(Excerpts from a figure dataset)

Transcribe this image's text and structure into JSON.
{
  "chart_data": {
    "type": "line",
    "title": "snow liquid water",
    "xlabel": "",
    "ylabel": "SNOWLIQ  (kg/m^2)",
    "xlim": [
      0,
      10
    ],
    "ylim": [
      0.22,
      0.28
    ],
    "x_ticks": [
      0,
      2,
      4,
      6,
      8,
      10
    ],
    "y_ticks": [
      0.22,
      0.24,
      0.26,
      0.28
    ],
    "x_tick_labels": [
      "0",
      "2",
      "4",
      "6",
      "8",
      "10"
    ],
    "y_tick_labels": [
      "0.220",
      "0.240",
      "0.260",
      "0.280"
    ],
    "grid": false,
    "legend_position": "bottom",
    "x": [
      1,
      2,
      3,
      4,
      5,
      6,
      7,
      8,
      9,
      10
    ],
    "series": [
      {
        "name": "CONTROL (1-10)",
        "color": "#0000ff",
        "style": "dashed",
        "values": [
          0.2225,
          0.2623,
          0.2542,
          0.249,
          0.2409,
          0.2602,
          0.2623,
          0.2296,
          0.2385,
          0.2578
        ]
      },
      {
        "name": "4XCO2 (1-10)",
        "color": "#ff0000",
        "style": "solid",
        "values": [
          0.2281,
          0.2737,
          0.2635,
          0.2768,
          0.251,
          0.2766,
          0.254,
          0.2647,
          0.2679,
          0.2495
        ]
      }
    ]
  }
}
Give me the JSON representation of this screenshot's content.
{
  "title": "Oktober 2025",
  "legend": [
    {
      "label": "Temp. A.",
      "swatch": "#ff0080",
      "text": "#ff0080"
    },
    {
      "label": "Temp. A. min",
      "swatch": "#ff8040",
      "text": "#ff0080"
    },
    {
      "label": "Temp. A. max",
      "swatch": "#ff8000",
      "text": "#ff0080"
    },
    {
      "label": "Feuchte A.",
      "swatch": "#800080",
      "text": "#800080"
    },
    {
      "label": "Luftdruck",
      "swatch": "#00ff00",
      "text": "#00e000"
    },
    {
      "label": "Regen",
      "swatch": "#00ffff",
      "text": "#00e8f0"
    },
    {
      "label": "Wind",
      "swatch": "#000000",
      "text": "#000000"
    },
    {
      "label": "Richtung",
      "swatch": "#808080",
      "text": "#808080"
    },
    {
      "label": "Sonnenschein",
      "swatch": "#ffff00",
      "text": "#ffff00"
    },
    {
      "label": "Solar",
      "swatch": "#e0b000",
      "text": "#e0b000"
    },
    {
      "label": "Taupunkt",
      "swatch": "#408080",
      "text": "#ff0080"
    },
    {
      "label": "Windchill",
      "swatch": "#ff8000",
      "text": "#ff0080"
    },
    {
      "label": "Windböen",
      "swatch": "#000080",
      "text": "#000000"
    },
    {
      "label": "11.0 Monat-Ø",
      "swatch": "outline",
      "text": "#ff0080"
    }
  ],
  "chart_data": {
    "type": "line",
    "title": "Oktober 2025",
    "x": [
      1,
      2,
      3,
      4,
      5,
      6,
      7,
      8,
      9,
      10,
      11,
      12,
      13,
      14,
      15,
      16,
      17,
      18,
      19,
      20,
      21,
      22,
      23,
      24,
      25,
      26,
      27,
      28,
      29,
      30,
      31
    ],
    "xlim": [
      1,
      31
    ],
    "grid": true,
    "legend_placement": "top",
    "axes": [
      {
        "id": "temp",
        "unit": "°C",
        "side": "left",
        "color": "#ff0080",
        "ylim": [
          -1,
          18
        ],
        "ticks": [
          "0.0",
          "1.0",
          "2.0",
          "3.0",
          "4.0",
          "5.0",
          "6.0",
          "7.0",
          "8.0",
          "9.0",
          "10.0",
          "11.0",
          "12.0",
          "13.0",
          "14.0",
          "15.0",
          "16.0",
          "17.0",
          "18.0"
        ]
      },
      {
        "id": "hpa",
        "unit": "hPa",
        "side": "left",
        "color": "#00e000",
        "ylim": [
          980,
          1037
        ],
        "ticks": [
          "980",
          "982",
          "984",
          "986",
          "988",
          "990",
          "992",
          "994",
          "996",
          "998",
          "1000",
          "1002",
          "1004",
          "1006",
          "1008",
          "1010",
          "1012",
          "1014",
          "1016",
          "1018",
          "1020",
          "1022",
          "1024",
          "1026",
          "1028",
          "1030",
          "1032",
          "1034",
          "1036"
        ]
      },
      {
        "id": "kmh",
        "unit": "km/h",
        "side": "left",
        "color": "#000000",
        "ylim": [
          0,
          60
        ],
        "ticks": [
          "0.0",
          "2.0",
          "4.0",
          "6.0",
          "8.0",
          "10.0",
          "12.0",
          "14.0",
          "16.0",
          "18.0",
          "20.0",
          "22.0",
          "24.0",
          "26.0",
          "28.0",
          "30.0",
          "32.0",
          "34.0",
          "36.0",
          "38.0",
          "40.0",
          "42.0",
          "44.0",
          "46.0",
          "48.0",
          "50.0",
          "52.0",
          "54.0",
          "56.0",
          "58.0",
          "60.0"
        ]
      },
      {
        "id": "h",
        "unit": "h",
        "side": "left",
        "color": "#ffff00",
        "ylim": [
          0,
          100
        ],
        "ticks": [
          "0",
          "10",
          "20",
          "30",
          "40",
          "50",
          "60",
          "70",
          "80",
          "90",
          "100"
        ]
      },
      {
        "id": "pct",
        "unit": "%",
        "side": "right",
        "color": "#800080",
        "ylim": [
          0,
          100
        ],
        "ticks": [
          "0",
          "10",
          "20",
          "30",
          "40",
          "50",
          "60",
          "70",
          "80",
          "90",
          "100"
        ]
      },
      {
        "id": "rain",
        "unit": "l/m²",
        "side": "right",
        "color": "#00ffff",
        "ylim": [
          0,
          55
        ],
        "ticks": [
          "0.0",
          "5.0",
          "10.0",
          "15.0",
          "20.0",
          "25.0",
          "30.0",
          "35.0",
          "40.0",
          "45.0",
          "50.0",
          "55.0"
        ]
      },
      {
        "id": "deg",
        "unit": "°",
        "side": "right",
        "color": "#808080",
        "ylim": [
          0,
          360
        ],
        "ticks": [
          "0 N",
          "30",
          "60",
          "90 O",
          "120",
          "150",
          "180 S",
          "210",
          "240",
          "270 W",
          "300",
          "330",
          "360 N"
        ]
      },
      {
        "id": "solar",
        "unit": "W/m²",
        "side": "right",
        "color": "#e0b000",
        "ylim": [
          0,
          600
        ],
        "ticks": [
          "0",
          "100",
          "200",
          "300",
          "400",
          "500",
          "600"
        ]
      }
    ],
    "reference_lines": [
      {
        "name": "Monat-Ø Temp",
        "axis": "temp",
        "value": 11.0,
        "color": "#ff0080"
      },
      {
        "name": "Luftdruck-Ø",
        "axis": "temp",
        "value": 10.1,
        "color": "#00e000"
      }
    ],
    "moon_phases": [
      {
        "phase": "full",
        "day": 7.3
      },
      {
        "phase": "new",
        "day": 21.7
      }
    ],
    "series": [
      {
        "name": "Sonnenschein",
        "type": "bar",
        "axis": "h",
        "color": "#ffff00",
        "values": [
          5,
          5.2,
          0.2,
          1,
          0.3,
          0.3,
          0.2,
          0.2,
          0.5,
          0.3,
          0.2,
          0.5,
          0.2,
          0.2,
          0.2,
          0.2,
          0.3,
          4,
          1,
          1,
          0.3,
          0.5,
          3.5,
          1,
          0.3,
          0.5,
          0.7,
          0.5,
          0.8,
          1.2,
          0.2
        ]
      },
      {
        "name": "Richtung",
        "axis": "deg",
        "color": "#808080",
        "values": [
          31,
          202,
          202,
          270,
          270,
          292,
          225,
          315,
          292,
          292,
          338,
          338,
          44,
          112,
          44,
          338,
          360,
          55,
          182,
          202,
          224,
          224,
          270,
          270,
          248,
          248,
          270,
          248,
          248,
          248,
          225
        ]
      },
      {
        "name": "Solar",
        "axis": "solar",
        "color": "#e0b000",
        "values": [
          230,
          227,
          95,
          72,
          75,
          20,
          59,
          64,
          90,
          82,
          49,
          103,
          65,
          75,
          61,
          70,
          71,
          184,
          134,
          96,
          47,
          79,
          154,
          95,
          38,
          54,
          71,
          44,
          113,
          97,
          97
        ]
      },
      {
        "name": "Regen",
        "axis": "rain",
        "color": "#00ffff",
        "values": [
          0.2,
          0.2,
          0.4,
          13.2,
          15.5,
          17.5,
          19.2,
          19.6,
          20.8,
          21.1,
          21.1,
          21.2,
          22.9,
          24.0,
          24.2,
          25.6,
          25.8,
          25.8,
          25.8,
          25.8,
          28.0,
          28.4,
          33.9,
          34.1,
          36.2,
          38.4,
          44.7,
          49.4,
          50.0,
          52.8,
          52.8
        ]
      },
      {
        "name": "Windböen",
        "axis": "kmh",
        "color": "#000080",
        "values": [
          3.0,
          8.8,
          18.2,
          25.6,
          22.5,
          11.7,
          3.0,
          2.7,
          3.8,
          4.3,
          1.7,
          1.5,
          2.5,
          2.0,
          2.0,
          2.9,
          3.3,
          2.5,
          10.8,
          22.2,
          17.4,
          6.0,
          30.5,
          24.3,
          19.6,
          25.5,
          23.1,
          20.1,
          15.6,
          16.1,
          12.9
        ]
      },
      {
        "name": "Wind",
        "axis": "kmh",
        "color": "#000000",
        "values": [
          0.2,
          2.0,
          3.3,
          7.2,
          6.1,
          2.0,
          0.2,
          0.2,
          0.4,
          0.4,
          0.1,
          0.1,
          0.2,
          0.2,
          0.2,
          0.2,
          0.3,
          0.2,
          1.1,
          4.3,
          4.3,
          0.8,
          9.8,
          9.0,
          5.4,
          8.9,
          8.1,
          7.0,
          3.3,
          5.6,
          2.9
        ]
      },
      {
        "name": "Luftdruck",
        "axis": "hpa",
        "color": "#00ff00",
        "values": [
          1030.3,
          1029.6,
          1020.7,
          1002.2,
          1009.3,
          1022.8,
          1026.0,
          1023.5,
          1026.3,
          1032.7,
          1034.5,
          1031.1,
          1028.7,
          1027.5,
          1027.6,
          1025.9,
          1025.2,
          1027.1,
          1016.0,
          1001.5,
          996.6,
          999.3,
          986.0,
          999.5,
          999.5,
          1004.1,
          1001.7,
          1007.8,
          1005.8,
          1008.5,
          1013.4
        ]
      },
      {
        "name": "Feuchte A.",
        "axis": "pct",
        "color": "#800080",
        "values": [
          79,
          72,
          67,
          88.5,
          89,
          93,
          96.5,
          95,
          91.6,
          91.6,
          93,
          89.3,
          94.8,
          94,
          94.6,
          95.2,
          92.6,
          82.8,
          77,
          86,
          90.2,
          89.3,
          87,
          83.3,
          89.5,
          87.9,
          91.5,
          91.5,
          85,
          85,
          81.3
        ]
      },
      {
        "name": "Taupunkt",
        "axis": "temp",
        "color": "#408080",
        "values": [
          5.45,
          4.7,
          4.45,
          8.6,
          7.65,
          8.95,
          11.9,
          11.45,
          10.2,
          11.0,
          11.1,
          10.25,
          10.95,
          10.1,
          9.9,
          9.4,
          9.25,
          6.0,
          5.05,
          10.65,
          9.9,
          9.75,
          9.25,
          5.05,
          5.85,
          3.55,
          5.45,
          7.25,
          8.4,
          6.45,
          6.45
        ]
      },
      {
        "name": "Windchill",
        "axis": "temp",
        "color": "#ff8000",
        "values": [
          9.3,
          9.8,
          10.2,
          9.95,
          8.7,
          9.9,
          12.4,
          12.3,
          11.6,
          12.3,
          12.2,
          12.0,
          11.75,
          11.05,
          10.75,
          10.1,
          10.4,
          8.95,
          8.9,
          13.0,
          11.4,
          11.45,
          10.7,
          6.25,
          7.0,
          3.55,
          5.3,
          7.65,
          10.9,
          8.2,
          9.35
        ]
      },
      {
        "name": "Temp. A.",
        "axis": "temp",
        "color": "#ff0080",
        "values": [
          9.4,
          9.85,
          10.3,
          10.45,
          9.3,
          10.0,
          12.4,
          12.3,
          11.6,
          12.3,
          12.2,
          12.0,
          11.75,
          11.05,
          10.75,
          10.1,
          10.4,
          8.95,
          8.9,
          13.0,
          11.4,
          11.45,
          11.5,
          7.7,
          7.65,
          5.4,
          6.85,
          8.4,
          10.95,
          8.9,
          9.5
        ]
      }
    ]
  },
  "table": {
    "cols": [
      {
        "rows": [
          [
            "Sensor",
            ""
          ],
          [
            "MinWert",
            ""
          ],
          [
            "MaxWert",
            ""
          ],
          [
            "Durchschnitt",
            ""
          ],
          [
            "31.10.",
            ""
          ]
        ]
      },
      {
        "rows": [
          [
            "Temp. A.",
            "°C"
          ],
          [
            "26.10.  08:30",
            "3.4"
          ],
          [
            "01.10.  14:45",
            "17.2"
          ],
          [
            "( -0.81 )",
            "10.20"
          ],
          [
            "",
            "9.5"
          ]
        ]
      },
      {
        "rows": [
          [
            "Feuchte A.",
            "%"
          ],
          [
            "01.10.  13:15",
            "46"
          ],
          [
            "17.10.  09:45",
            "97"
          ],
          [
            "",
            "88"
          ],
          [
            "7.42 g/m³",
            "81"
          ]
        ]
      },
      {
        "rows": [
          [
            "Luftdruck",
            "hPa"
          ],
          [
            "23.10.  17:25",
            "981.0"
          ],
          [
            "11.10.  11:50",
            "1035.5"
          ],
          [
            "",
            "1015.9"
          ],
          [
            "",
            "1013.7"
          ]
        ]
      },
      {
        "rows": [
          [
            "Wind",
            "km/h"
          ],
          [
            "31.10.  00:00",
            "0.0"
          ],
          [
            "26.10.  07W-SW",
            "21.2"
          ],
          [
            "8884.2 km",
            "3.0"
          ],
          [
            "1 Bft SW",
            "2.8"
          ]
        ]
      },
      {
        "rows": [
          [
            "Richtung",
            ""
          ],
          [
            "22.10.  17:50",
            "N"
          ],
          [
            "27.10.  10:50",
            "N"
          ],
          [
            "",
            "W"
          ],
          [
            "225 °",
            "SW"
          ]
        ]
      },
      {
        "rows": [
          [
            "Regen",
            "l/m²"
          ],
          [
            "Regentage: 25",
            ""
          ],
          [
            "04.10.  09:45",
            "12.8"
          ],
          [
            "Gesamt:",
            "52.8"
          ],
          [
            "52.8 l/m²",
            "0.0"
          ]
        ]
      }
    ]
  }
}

== Stated goal ==
Using the entries above, find all lines with "Sonnenschein". Copy them.

== Result ==
      "label": "Sonnenschein",
        "name": "Sonnenschein",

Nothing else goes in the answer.